Excerpted passage:
Start of Block

= William Silas Pearse (minister) =

William Silas Pearse BA (c. 1869 – 17 August 1949) was a Congregational minister in Victoria, Australia. At his death he was reckoned one of the oldest Congregational Church ministers in Victoria.

==History==
Pearse was born in Richmond, Victoria and grew up in Fremantle, Western Australia, son of Martha Pearse (c. 1845–1922) and Samuel Pearse (c. 1845–1919) later of Beaconsfield, Western Australia. He was educated in Adelaide at Whinham College and the University of Adelaide.
In 1894 he was ordained at both Stow Church and the Congregational Church, Bordertown, where he held a pastorates, then Broken Hill from January 1899 to May 1901.

Then came an unexplained change of plan. He was reported as removing to Brisbane, specifically to Milton, but was somewhat later installed at Yarrawonga, Victoria. And a later summary had him in Kadina before moving to Victoria, when in fact it was the brief period September to December 1913 after a European holiday.

In Victoria his pastorates were Yarrawonga, Maryborough, Chelsea, Gardiner, Ascot Vale, and from May 1939 to the time of his death was minister of the East St Kilda Congregational Church.

He was chairman of the Congregational Union of Victoria for the year 1927–28.

He was a Congregationalist delegate to the Council of Churches in Victoria and twice elected president of the Council; and in 1925 stepped in when Frank Paton, was forced by ill-health to step down. He transferred to the Ascot Vale church in April 1925, and to East St Kilda in 1941.

He died in St Vincent's Hospital, aged 80.

==Family==
Pearse married Eliza Alice Wells (1866 – 2 February 1930), daughter of W. E. Wells of Albert Park, Victoria, on 24 November 1897.
- Erica Mary Victoria Pearse (11 January 1901 – )
- Rev. Leonard Silas Pearse (1909– ), of Camberwell Congregational Church, married Amy Kelly on 14 December 1935.
Their address in 1935 was 36 Eglinton Street, Moonee Ponds.

End of Block

Data listing:
Start of Block

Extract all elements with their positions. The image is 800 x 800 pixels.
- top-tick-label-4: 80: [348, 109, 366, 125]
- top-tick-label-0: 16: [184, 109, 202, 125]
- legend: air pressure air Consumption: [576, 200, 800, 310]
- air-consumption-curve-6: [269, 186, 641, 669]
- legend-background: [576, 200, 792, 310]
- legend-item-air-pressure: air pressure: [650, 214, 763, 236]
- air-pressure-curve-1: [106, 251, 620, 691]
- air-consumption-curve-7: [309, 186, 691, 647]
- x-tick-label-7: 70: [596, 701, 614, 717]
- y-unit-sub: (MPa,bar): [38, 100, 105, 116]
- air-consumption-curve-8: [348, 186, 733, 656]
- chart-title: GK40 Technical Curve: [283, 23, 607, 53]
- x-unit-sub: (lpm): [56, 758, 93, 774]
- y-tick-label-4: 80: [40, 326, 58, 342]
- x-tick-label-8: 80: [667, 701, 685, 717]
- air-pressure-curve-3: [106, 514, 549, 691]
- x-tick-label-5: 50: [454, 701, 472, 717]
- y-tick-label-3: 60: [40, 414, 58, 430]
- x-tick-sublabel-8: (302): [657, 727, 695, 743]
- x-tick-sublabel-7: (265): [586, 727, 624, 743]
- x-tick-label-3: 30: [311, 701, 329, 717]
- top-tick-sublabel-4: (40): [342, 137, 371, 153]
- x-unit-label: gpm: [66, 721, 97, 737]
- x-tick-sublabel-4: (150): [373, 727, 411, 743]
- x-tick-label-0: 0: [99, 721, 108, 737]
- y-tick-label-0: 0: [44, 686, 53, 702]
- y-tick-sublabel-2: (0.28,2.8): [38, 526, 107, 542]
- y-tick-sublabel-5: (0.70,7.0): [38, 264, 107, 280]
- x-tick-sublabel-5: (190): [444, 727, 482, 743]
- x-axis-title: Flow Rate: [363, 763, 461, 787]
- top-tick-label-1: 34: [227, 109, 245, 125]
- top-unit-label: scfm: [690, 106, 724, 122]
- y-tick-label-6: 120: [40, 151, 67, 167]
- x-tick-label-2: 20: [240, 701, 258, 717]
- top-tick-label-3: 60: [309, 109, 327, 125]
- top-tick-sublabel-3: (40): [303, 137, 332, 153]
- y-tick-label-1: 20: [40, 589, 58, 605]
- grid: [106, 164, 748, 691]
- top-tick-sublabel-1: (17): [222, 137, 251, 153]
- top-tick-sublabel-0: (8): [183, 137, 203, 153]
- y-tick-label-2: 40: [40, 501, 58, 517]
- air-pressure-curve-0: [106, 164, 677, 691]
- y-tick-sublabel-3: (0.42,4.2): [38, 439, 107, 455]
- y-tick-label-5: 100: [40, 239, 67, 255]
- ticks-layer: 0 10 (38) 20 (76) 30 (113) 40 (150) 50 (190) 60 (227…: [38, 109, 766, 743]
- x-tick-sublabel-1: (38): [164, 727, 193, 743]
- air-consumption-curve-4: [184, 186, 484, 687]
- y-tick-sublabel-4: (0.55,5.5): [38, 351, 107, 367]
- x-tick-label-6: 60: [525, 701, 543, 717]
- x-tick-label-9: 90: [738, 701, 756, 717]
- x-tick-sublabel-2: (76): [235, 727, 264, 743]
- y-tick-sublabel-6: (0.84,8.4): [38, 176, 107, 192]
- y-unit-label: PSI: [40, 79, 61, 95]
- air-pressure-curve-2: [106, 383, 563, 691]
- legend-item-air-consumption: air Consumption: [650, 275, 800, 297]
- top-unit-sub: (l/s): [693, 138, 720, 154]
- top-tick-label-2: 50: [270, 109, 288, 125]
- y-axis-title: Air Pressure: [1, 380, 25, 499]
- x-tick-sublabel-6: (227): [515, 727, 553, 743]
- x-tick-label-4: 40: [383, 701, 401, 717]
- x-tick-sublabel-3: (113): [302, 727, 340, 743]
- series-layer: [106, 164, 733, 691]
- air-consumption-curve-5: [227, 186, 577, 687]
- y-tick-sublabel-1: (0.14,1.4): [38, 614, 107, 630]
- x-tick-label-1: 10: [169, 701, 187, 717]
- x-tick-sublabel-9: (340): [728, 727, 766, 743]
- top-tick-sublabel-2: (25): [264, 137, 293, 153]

End of Block

Work to be completed: List every place in Victoria where the article on William Silas Pearse says he held a pastorate. The material has no connection to the article about William Silas Pearse.

Solved exercise: Yarrawonga, Maryborough, Chelsea, Gardiner, Ascot Vale, East St Kilda